## SHORT TASK
Copy the data precisely, character for character, and leave out every picture.

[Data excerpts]
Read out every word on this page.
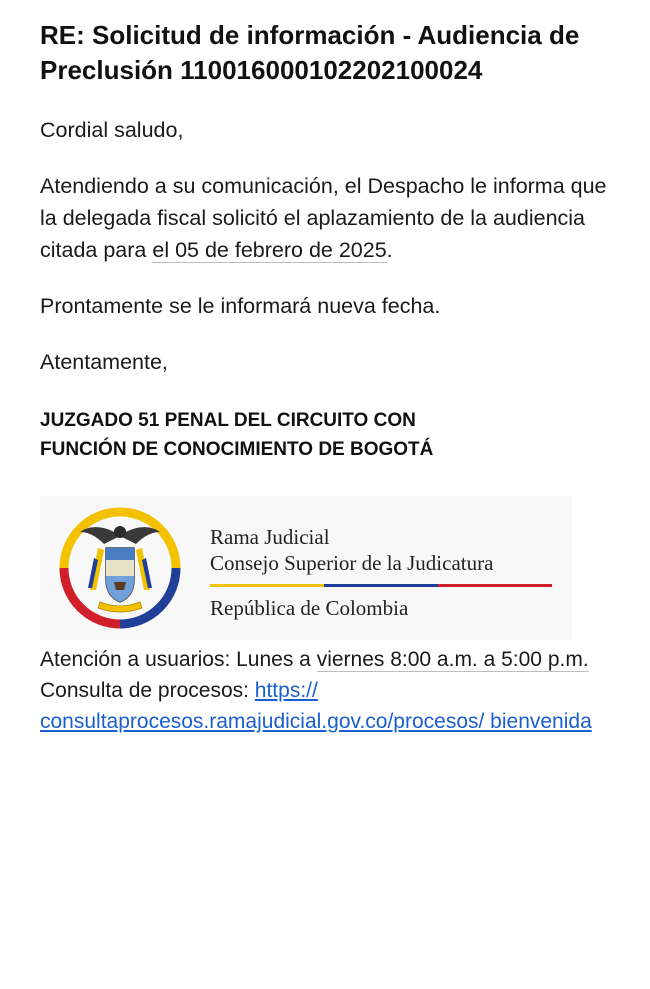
RE: Solicitud de información - Audiencia de Preclusión 110016000102202100024

Cordial saludo,

Atendiendo a su comunicación, el Despacho le informa que la delegada fiscal solicitó el aplazamiento de la audiencia citada para el 05 de febrero de 2025.

Prontamente se le informará nueva fecha.

Atentamente,

JUZGADO 51 PENAL DEL CIRCUITO CON
FUNCIÓN DE CONOCIMIENTO DE BOGOTÁ
Rama Judicial
Consejo Superior de la Judicatura
República de Colombia
Atención a usuarios: Lunes a viernes 8:00 a.m. a 5:00 p.m.
Consulta de procesos: https:// consultaprocesos.ramajudicial.gov.co/procesos/ bienvenida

## FULL OUTPUT
Read out every word on this page.
RE: Solicitud de información - Audiencia de Preclusión 110016000102202100024

Cordial saludo,

Atendiendo a su comunicación, el Despacho le informa que la delegada fiscal solicitó el aplazamiento de la audiencia citada para el 05 de febrero de 2025.

Prontamente se le informará nueva fecha.

Atentamente,

JUZGADO 51 PENAL DEL CIRCUITO CON
FUNCIÓN DE CONOCIMIENTO DE BOGOTÁ
Rama Judicial
Consejo Superior de la Judicatura
República de Colombia
Atención a usuarios: Lunes a viernes 8:00 a.m. a 5:00 p.m.
Consulta de procesos: https:// consultaprocesos.ramajudicial.gov.co/procesos/ bienvenida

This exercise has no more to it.